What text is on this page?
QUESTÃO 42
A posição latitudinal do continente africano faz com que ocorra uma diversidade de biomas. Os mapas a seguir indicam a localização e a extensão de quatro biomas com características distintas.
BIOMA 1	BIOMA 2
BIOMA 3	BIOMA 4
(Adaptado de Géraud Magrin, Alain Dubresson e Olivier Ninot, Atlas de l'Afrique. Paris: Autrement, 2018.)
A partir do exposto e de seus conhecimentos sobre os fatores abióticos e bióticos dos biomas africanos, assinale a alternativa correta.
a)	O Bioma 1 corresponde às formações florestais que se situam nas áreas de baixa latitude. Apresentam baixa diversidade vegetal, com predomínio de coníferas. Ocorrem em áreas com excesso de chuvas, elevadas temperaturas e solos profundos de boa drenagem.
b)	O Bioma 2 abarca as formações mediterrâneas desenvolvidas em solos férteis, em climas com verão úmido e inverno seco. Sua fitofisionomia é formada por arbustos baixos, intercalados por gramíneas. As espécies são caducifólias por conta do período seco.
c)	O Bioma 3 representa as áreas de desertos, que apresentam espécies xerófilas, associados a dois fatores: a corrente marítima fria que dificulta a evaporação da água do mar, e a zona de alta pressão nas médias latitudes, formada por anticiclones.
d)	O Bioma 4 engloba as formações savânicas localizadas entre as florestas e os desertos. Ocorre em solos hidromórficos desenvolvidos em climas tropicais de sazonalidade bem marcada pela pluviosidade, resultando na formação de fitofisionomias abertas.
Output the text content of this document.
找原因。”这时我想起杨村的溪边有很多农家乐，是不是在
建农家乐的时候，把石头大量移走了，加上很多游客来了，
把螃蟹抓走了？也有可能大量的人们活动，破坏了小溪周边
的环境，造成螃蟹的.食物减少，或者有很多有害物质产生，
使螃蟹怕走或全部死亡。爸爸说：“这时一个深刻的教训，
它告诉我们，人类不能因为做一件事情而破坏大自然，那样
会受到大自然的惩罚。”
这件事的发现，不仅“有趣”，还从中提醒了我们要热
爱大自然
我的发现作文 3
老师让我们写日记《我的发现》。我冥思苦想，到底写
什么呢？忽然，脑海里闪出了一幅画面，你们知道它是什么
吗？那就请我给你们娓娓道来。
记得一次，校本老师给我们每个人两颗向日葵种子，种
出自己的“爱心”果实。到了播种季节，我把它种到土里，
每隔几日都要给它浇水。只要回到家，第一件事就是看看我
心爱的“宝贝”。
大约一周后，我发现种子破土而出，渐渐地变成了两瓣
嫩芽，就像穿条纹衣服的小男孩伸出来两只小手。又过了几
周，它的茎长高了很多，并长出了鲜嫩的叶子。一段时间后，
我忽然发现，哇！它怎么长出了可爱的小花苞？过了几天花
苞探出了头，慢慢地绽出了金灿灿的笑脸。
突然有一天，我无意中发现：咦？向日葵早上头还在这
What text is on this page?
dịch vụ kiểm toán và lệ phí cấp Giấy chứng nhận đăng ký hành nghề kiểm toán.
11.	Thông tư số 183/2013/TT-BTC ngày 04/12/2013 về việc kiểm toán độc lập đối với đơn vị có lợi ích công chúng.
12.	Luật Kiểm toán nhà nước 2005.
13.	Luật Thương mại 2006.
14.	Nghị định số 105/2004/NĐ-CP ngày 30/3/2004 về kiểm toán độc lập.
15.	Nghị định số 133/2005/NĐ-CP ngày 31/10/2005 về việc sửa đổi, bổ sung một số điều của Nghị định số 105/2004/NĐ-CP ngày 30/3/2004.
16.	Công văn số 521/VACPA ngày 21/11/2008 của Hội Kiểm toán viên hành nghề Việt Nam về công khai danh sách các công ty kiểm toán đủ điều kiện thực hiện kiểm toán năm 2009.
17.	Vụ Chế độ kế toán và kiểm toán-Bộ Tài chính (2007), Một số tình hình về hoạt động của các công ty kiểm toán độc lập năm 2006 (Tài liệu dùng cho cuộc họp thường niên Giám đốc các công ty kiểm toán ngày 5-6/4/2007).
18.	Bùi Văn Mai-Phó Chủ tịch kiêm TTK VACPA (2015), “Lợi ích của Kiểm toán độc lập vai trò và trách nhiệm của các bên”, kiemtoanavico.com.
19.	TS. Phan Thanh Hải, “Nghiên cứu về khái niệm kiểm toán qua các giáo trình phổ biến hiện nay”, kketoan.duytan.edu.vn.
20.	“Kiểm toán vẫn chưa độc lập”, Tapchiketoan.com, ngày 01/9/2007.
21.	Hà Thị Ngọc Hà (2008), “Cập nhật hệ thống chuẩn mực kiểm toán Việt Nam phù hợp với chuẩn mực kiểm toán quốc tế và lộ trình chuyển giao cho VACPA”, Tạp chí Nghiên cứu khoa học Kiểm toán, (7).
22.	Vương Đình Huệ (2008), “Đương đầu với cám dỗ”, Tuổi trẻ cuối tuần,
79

* [EXERCISE]:
Restate each record exactly as written.

* [RESULT OF THIS TASK]:
What text is on this page?
QUESTÃO 42
A posição latitudinal do continente africano faz com que ocorra uma diversidade de biomas. Os mapas a seguir indicam a localização e a extensão de quatro biomas com características distintas.
BIOMA 1	BIOMA 2
BIOMA 3	BIOMA 4
(Adaptado de Géraud Magrin, Alain Dubresson e Olivier Ninot, Atlas de l'Afrique. Paris: Autrement, 2018.)
A partir do exposto e de seus conhecimentos sobre os fatores abióticos e bióticos dos biomas africanos, assinale a alternativa correta.
a)	O Bioma 1 corresponde às formações florestais que se situam nas áreas de baixa latitude. Apresentam baixa diversidade vegetal, com predomínio de coníferas. Ocorrem em áreas com excesso de chuvas, elevadas temperaturas e solos profundos de boa drenagem.
b)	O Bioma 2 abarca as formações mediterrâneas desenvolvidas em solos férteis, em climas com verão úmido e inverno seco. Sua fitofisionomia é formada por arbustos baixos, intercalados por gramíneas. As espécies são caducifólias por conta do período seco.
c)	O Bioma 3 representa as áreas de desertos, que apresentam espécies xerófilas, associados a dois fatores: a corrente marítima fria que dificulta a evaporação da água do mar, e a zona de alta pressão nas médias latitudes, formada por anticiclones.
d)	O Bioma 4 engloba as formações savânicas localizadas entre as florestas e os desertos. Ocorre em solos hidromórficos desenvolvidos em climas tropicais de sazonalidade bem marcada pela pluviosidade, resultando na formação de fitofisionomias abertas.
Output the text content of this document.
找原因。”这时我想起杨村的溪边有很多农家乐，是不是在
建农家乐的时候，把石头大量移走了，加上很多游客来了，
把螃蟹抓走了？也有可能大量的人们活动，破坏了小溪周边
的环境，造成螃蟹的.食物减少，或者有很多有害物质产生，
使螃蟹怕走或全部死亡。爸爸说：“这时一个深刻的教训，
它告诉我们，人类不能因为做一件事情而破坏大自然，那样
会受到大自然的惩罚。”
这件事的发现，不仅“有趣”，还从中提醒了我们要热
爱大自然
我的发现作文 3
老师让我们写日记《我的发现》。我冥思苦想，到底写
什么呢？忽然，脑海里闪出了一幅画面，你们知道它是什么
吗？那就请我给你们娓娓道来。
记得一次，校本老师给我们每个人两颗向日葵种子，种
出自己的“爱心”果实。到了播种季节，我把它种到土里，
每隔几日都要给它浇水。只要回到家，第一件事就是看看我
心爱的“宝贝”。
大约一周后，我发现种子破土而出，渐渐地变成了两瓣
嫩芽，就像穿条纹衣服的小男孩伸出来两只小手。又过了几
周，它的茎长高了很多，并长出了鲜嫩的叶子。一段时间后，
我忽然发现，哇！它怎么长出了可爱的小花苞？过了几天花
苞探出了头，慢慢地绽出了金灿灿的笑脸。
突然有一天，我无意中发现：咦？向日葵早上头还在这
What text is on this page?
dịch vụ kiểm toán và lệ phí cấp Giấy chứng nhận đăng ký hành nghề kiểm toán.
11.	Thông tư số 183/2013/TT-BTC ngày 04/12/2013 về việc kiểm toán độc lập đối với đơn vị có lợi ích công chúng.
12.	Luật Kiểm toán nhà nước 2005.
13.	Luật Thương mại 2006.
14.	Nghị định số 105/2004/NĐ-CP ngày 30/3/2004 về kiểm toán độc lập.
15.	Nghị định số 133/2005/NĐ-CP ngày 31/10/2005 về việc sửa đổi, bổ sung một số điều của Nghị định số 105/2004/NĐ-CP ngày 30/3/2004.
16.	Công văn số 521/VACPA ngày 21/11/2008 của Hội Kiểm toán viên hành nghề Việt Nam về công khai danh sách các công ty kiểm toán đủ điều kiện thực hiện kiểm toán năm 2009.
17.	Vụ Chế độ kế toán và kiểm toán-Bộ Tài chính (2007), Một số tình hình về hoạt động của các công ty kiểm toán độc lập năm 2006 (Tài liệu dùng cho cuộc họp thường niên Giám đốc các công ty kiểm toán ngày 5-6/4/2007).
18.	Bùi Văn Mai-Phó Chủ tịch kiêm TTK VACPA (2015), “Lợi ích của Kiểm toán độc lập vai trò và trách nhiệm của các bên”, kiemtoanavico.com.
19.	TS. Phan Thanh Hải, “Nghiên cứu về khái niệm kiểm toán qua các giáo trình phổ biến hiện nay”, kketoan.duytan.edu.vn.
20.	“Kiểm toán vẫn chưa độc lập”, Tapchiketoan.com, ngày 01/9/2007.
21.	Hà Thị Ngọc Hà (2008), “Cập nhật hệ thống chuẩn mực kiểm toán Việt Nam phù hợp với chuẩn mực kiểm toán quốc tế và lộ trình chuyển giao cho VACPA”, Tạp chí Nghiên cứu khoa học Kiểm toán, (7).
22.	Vương Đình Huệ (2008), “Đương đầu với cám dỗ”, Tuổi trẻ cuối tuần,
79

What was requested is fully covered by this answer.